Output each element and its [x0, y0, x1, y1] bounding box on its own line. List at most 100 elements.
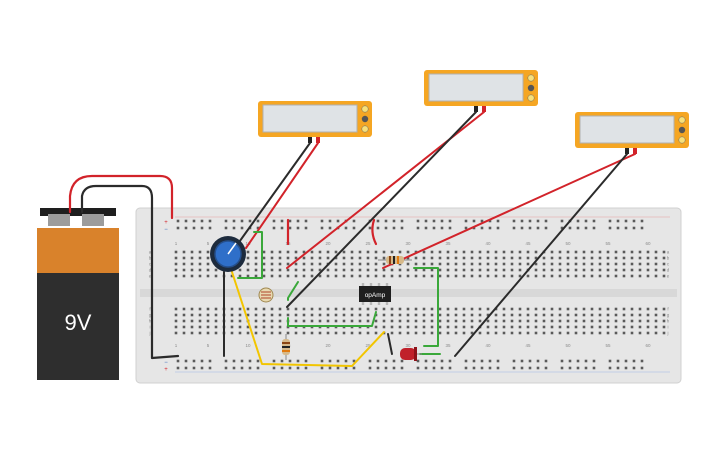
terminal-hole[interactable] [414, 268, 418, 272]
rail-hole[interactable] [496, 226, 500, 230]
rail-hole[interactable] [472, 219, 476, 223]
rail-hole[interactable] [368, 366, 372, 370]
terminal-hole[interactable] [334, 331, 338, 335]
terminal-hole[interactable] [358, 331, 362, 335]
terminal-hole[interactable] [254, 262, 258, 266]
rail-hole[interactable] [296, 366, 300, 370]
rail-hole[interactable] [392, 226, 396, 230]
terminal-hole[interactable] [206, 262, 210, 266]
rail-hole[interactable] [336, 219, 340, 223]
terminal-hole[interactable] [350, 307, 354, 311]
multimeter-2-button-a[interactable] [527, 74, 535, 82]
rail-hole[interactable] [256, 219, 260, 223]
rail-hole[interactable] [616, 219, 620, 223]
terminal-hole[interactable] [574, 331, 578, 335]
terminal-hole[interactable] [182, 274, 186, 278]
terminal-hole[interactable] [334, 274, 338, 278]
terminal-hole[interactable] [318, 262, 322, 266]
terminal-hole[interactable] [342, 313, 346, 317]
terminal-hole[interactable] [390, 313, 394, 317]
terminal-hole[interactable] [310, 319, 314, 323]
terminal-hole[interactable] [542, 313, 546, 317]
multimeter-3-probe-red[interactable] [633, 148, 637, 154]
terminal-hole[interactable] [510, 319, 514, 323]
rail-hole[interactable] [328, 366, 332, 370]
rail-hole[interactable] [544, 219, 548, 223]
terminal-hole[interactable] [582, 250, 586, 254]
terminal-hole[interactable] [390, 274, 394, 278]
terminal-hole[interactable] [342, 256, 346, 260]
terminal-hole[interactable] [206, 325, 210, 329]
terminal-hole[interactable] [606, 319, 610, 323]
rail-hole[interactable] [568, 226, 572, 230]
terminal-hole[interactable] [334, 256, 338, 260]
terminal-hole[interactable] [662, 313, 666, 317]
terminal-hole[interactable] [630, 268, 634, 272]
terminal-hole[interactable] [206, 307, 210, 311]
terminal-hole[interactable] [430, 262, 434, 266]
terminal-hole[interactable] [590, 250, 594, 254]
terminal-hole[interactable] [262, 274, 266, 278]
terminal-hole[interactable] [510, 325, 514, 329]
terminal-hole[interactable] [574, 307, 578, 311]
terminal-hole[interactable] [326, 256, 330, 260]
terminal-hole[interactable] [342, 274, 346, 278]
terminal-hole[interactable] [446, 319, 450, 323]
multimeter-3[interactable] [575, 112, 689, 154]
terminal-hole[interactable] [622, 307, 626, 311]
rail-hole[interactable] [392, 219, 396, 223]
terminal-hole[interactable] [630, 250, 634, 254]
terminal-hole[interactable] [494, 262, 498, 266]
terminal-hole[interactable] [382, 250, 386, 254]
terminal-hole[interactable] [318, 319, 322, 323]
terminal-hole[interactable] [350, 274, 354, 278]
rail-hole[interactable] [384, 226, 388, 230]
terminal-hole[interactable] [286, 307, 290, 311]
terminal-hole[interactable] [334, 307, 338, 311]
terminal-hole[interactable] [270, 256, 274, 260]
terminal-hole[interactable] [262, 319, 266, 323]
wire-red-rail-jumper-2[interactable] [371, 218, 378, 246]
terminal-hole[interactable] [254, 274, 258, 278]
terminal-hole[interactable] [190, 256, 194, 260]
rail-hole[interactable] [584, 219, 588, 223]
terminal-hole[interactable] [662, 268, 666, 272]
rail-hole[interactable] [352, 359, 356, 363]
terminal-hole[interactable] [174, 256, 178, 260]
rail-hole[interactable] [280, 226, 284, 230]
terminal-hole[interactable] [438, 331, 442, 335]
terminal-hole[interactable] [430, 250, 434, 254]
terminal-hole[interactable] [198, 262, 202, 266]
rail-hole[interactable] [344, 366, 348, 370]
rail-hole[interactable] [584, 226, 588, 230]
terminal-hole[interactable] [230, 331, 234, 335]
terminal-hole[interactable] [278, 250, 282, 254]
terminal-hole[interactable] [326, 250, 330, 254]
terminal-hole[interactable] [294, 250, 298, 254]
terminal-hole[interactable] [374, 325, 378, 329]
terminal-hole[interactable] [366, 319, 370, 323]
rail-hole[interactable] [488, 366, 492, 370]
rail-hole[interactable] [200, 366, 204, 370]
terminal-hole[interactable] [486, 325, 490, 329]
rail-hole[interactable] [224, 219, 228, 223]
terminal-hole[interactable] [486, 256, 490, 260]
rail-hole[interactable] [424, 219, 428, 223]
terminal-hole[interactable] [510, 307, 514, 311]
rail-hole[interactable] [608, 219, 612, 223]
terminal-hole[interactable] [318, 250, 322, 254]
terminal-hole[interactable] [294, 274, 298, 278]
terminal-hole[interactable] [494, 313, 498, 317]
terminal-hole[interactable] [470, 313, 474, 317]
rail-hole[interactable] [640, 366, 644, 370]
terminal-hole[interactable] [454, 274, 458, 278]
rail-hole[interactable] [520, 359, 524, 363]
terminal-hole[interactable] [414, 274, 418, 278]
terminal-hole[interactable] [462, 262, 466, 266]
terminal-hole[interactable] [190, 313, 194, 317]
terminal-hole[interactable] [398, 319, 402, 323]
terminal-hole[interactable] [382, 274, 386, 278]
rail-hole[interactable] [472, 366, 476, 370]
terminal-hole[interactable] [302, 250, 306, 254]
multimeter-1-button-v[interactable] [361, 115, 369, 123]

Description of the task
Copy every line of the material above verbatim, leaving out the picture.

Reply to the exercise
Output each element and its [x0, y0, x1, y1] bounding box on its own line. List at most 100 elements.
terminal-hole[interactable] [414, 268, 418, 272]
rail-hole[interactable] [496, 226, 500, 230]
rail-hole[interactable] [472, 219, 476, 223]
rail-hole[interactable] [368, 366, 372, 370]
terminal-hole[interactable] [334, 331, 338, 335]
terminal-hole[interactable] [358, 331, 362, 335]
terminal-hole[interactable] [254, 262, 258, 266]
rail-hole[interactable] [296, 366, 300, 370]
rail-hole[interactable] [392, 226, 396, 230]
terminal-hole[interactable] [206, 262, 210, 266]
rail-hole[interactable] [336, 219, 340, 223]
terminal-hole[interactable] [350, 307, 354, 311]
multimeter-2-button-a[interactable] [527, 74, 535, 82]
rail-hole[interactable] [256, 219, 260, 223]
rail-hole[interactable] [616, 219, 620, 223]
terminal-hole[interactable] [574, 331, 578, 335]
terminal-hole[interactable] [182, 274, 186, 278]
terminal-hole[interactable] [334, 274, 338, 278]
terminal-hole[interactable] [318, 262, 322, 266]
terminal-hole[interactable] [342, 313, 346, 317]
terminal-hole[interactable] [390, 313, 394, 317]
terminal-hole[interactable] [310, 319, 314, 323]
terminal-hole[interactable] [542, 313, 546, 317]
multimeter-3-probe-red[interactable] [633, 148, 637, 154]
terminal-hole[interactable] [510, 319, 514, 323]
rail-hole[interactable] [328, 366, 332, 370]
rail-hole[interactable] [544, 219, 548, 223]
terminal-hole[interactable] [582, 250, 586, 254]
terminal-hole[interactable] [390, 274, 394, 278]
terminal-hole[interactable] [342, 256, 346, 260]
terminal-hole[interactable] [206, 325, 210, 329]
terminal-hole[interactable] [606, 319, 610, 323]
rail-hole[interactable] [568, 226, 572, 230]
terminal-hole[interactable] [334, 256, 338, 260]
terminal-hole[interactable] [662, 313, 666, 317]
terminal-hole[interactable] [630, 268, 634, 272]
terminal-hole[interactable] [206, 307, 210, 311]
terminal-hole[interactable] [430, 262, 434, 266]
terminal-hole[interactable] [590, 250, 594, 254]
terminal-hole[interactable] [262, 274, 266, 278]
terminal-hole[interactable] [510, 325, 514, 329]
terminal-hole[interactable] [574, 307, 578, 311]
terminal-hole[interactable] [326, 256, 330, 260]
terminal-hole[interactable] [342, 274, 346, 278]
terminal-hole[interactable] [446, 319, 450, 323]
multimeter-3[interactable] [575, 112, 689, 154]
terminal-hole[interactable] [622, 307, 626, 311]
rail-hole[interactable] [392, 219, 396, 223]
terminal-hole[interactable] [630, 250, 634, 254]
terminal-hole[interactable] [494, 262, 498, 266]
terminal-hole[interactable] [382, 250, 386, 254]
terminal-hole[interactable] [318, 319, 322, 323]
terminal-hole[interactable] [350, 274, 354, 278]
rail-hole[interactable] [384, 226, 388, 230]
terminal-hole[interactable] [286, 307, 290, 311]
terminal-hole[interactable] [334, 307, 338, 311]
terminal-hole[interactable] [270, 256, 274, 260]
terminal-hole[interactable] [262, 319, 266, 323]
wire-red-rail-jumper-2[interactable] [371, 218, 378, 246]
terminal-hole[interactable] [254, 274, 258, 278]
terminal-hole[interactable] [190, 256, 194, 260]
rail-hole[interactable] [584, 219, 588, 223]
terminal-hole[interactable] [662, 268, 666, 272]
rail-hole[interactable] [352, 359, 356, 363]
terminal-hole[interactable] [174, 256, 178, 260]
rail-hole[interactable] [280, 226, 284, 230]
terminal-hole[interactable] [438, 331, 442, 335]
terminal-hole[interactable] [430, 250, 434, 254]
terminal-hole[interactable] [198, 262, 202, 266]
rail-hole[interactable] [344, 366, 348, 370]
rail-hole[interactable] [584, 226, 588, 230]
terminal-hole[interactable] [230, 331, 234, 335]
terminal-hole[interactable] [278, 250, 282, 254]
terminal-hole[interactable] [326, 250, 330, 254]
terminal-hole[interactable] [294, 250, 298, 254]
terminal-hole[interactable] [374, 325, 378, 329]
terminal-hole[interactable] [366, 319, 370, 323]
rail-hole[interactable] [488, 366, 492, 370]
rail-hole[interactable] [200, 366, 204, 370]
terminal-hole[interactable] [486, 325, 490, 329]
rail-hole[interactable] [224, 219, 228, 223]
terminal-hole[interactable] [486, 256, 490, 260]
rail-hole[interactable] [424, 219, 428, 223]
terminal-hole[interactable] [510, 307, 514, 311]
rail-hole[interactable] [608, 219, 612, 223]
terminal-hole[interactable] [318, 250, 322, 254]
terminal-hole[interactable] [294, 274, 298, 278]
terminal-hole[interactable] [494, 313, 498, 317]
terminal-hole[interactable] [470, 313, 474, 317]
rail-hole[interactable] [640, 366, 644, 370]
terminal-hole[interactable] [454, 274, 458, 278]
rail-hole[interactable] [520, 359, 524, 363]
terminal-hole[interactable] [414, 274, 418, 278]
terminal-hole[interactable] [462, 262, 466, 266]
terminal-hole[interactable] [190, 313, 194, 317]
terminal-hole[interactable] [398, 319, 402, 323]
terminal-hole[interactable] [382, 274, 386, 278]
rail-hole[interactable] [472, 366, 476, 370]
terminal-hole[interactable] [302, 250, 306, 254]
multimeter-1-button-v[interactable] [361, 115, 369, 123]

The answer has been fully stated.